## Source extract:
On the whole, I pride myself on doing my best to eat well and keep my desire to indulge in check. I actually enjoy a good workout, run or long walk with Kyle. But some days you just have to tell the health nut on your shoulder to take a hike.

Due to the offshore effects of one of the recent tropical storms, Ky’s ship ended up back at the docks for a few days last week while they waited for a better weather window. I was happy to have a couple of extra days with him, as we are on the cusp of deciding where to request for his next assignment. It is a big deal not only for his career, but the future of mine as well (more to come on that later). It’s a pretty big topic to take on, deciding where you want to spend the next three years of your life, and such big choices need big, comforting flavors. Our go-to on a cold night has always been German food. Very early on in my kitchen adventures, I used to make a casserole similar to this dish, and the potato salad recipe has been evolving over the past 20 years or so as a result.

## Stated problem A:
In the comfort-food passage, repeat the part between "On the whole, I" and "take a hike.", inclusive, renaming "long walk" as "bike ride".
## Stated problem B:
Answer these questions from the comfort-food passage:
(i) What kind of food has been the go-to on a cold night?
(ii) What sent Ky's ship back to the docks?
(iii) For roughly how long has the potato salad recipe been evolving?
## Stated problem C:
Does each statement agree with the comfort-food passage? Answer yes or no, and quote the words that decide it.
(i) The writer dislikes working out.
(ii) Ky's next assignment would cover the next three years.
(iii) The ship stayed at the docks for a few weeks.
The material that comes next is separate from the comfort-food passage.

## Excerpted data:
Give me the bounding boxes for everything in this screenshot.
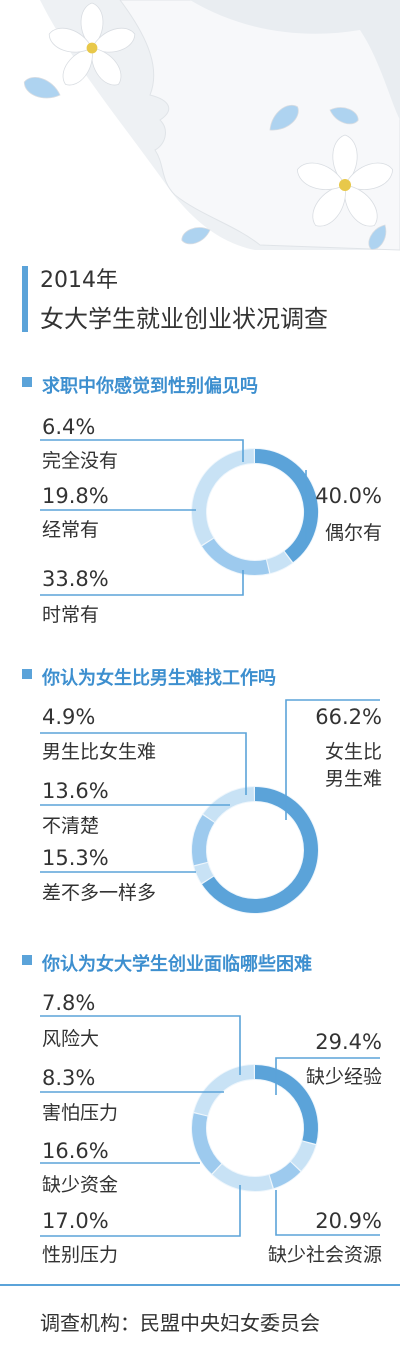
c2-leader-men-harder xyxy=(40,732,247,795)
flower-left-petal xyxy=(62,47,93,86)
flower-left-petal xyxy=(91,27,136,53)
flower-right-petal xyxy=(344,162,393,190)
donut-2-slice-1 xyxy=(194,862,214,884)
c3-pct-gender: 17.0% xyxy=(42,1209,109,1233)
donut-1-slice-0 xyxy=(254,449,318,563)
c1-leader-none xyxy=(40,439,244,462)
c3-pct-pressure: 8.3% xyxy=(42,1066,96,1090)
question-1-title: 求职中你感觉到性别偏见吗 xyxy=(42,376,258,397)
c2-label-similar: 差不多一样多 xyxy=(42,882,157,904)
flower-right-center xyxy=(339,179,351,191)
c3-label-gender: 性别压力 xyxy=(42,1244,119,1266)
c2-label-women-harder-line2: 男生难 xyxy=(324,768,382,790)
c1-label-frequent: 时常有 xyxy=(42,604,100,626)
c3-leader-risk xyxy=(40,1015,241,1075)
c1-label-occasional: 偶尔有 xyxy=(324,522,382,544)
c3-leader-experience xyxy=(275,1057,380,1095)
c2-label-unclear: 不清楚 xyxy=(42,815,100,837)
donut-3-slice-0 xyxy=(254,1065,318,1144)
c2-label-men-harder: 男生比女生难 xyxy=(42,741,157,763)
leaf-blue xyxy=(23,77,61,99)
flower-left-center xyxy=(86,42,98,54)
leaf-blue xyxy=(368,224,387,250)
leaf-blue xyxy=(181,227,211,245)
c3-pct-funds: 16.6% xyxy=(42,1139,109,1163)
leaf-blue xyxy=(329,107,359,125)
c2-pct-similar: 15.3% xyxy=(42,846,109,870)
c3-label-funds: 缺少资金 xyxy=(42,1174,119,1196)
donut-1-slice-2 xyxy=(202,538,270,575)
donut-3-slice-3 xyxy=(212,1164,273,1191)
donut-2-slice-2 xyxy=(192,815,215,866)
c1-pct-none: 6.4% xyxy=(42,415,96,439)
question-3-title: 你认为女大学生创业面临哪些困难 xyxy=(42,954,312,975)
donut-3-slice-5 xyxy=(194,1065,255,1116)
c2-label-women-harder-line1: 女生比 xyxy=(324,741,382,763)
c3-leader-social xyxy=(275,1190,380,1236)
question-bullet xyxy=(22,377,32,387)
flower-right-petal xyxy=(344,184,378,227)
c3-leader-gender xyxy=(40,1185,241,1237)
donut-3-slice-2 xyxy=(269,1161,301,1189)
question-2-title: 你认为女生比男生难找工作吗 xyxy=(42,668,276,689)
c2-pct-women-harder: 66.2% xyxy=(315,705,382,729)
donut-2-slice-0 xyxy=(202,787,318,913)
c2-pct-unclear: 13.6% xyxy=(42,779,109,803)
c3-label-experience: 缺少经验 xyxy=(305,1066,382,1088)
donut-3-slice-4 xyxy=(192,1113,222,1174)
report-year: 2014年 xyxy=(40,268,118,293)
c3-pct-social: 20.9% xyxy=(315,1209,382,1233)
donut-2-slice-3 xyxy=(203,787,255,823)
c3-label-risk: 风险大 xyxy=(42,1028,100,1050)
donut-1-slice-1 xyxy=(266,551,293,574)
c3-label-pressure: 害怕压力 xyxy=(42,1102,119,1124)
flower-right-petal xyxy=(312,184,346,227)
question-bullet xyxy=(22,669,32,679)
c2-pct-men-harder: 4.9% xyxy=(42,705,96,729)
flower-left-petal xyxy=(80,2,104,49)
flower-left-petal xyxy=(91,47,122,86)
flower-right-petal xyxy=(332,134,358,186)
report-title: 女大学生就业创业状况调查 xyxy=(40,305,328,333)
leaf-blue xyxy=(269,105,299,131)
c3-pct-experience: 29.4% xyxy=(315,1030,382,1054)
c1-pct-frequent: 33.8% xyxy=(42,567,109,591)
c1-label-none: 完全没有 xyxy=(42,450,119,472)
c1-pct-occasional: 40.0% xyxy=(315,484,382,508)
donut-1-slice-3 xyxy=(192,449,255,546)
c1-leader-frequent xyxy=(40,570,244,596)
c1-pct-often: 19.8% xyxy=(42,484,109,508)
donut-3-slice-1 xyxy=(290,1141,316,1171)
survey-source: 调查机构：民盟中央妇女委员会 xyxy=(40,1311,320,1335)
flower-left-petal xyxy=(48,27,93,53)
c1-label-often: 经常有 xyxy=(42,519,100,541)
c3-pct-risk: 7.8% xyxy=(42,991,96,1015)
question-bullet xyxy=(22,955,32,965)
flower-right-petal xyxy=(297,162,346,190)
c3-label-social: 缺少社会资源 xyxy=(267,1244,382,1266)
c2-leader-women-harder xyxy=(285,699,380,820)
title-accent-bar xyxy=(22,266,28,332)
hair-shape xyxy=(190,0,400,120)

## Final result A:
On the whole, I pride myself on doing my best to eat well and keep my desire to indulge in check. I actually enjoy a good workout, run or bike ride with Kyle. But some days you just have to tell the health nut on your shoulder to take a hike.

## Final result B:
(i) German food.
(ii) The offshore effects of one of the recent tropical storms.
(iii) The past 20 years or so.

## Final result C:
(i) No: "I actually enjoy a good workout, run or long walk with Kyle."
(ii) Yes: "deciding where you want to spend the next three years of your life"
(iii) No: "ended up back at the docks for a few days last week"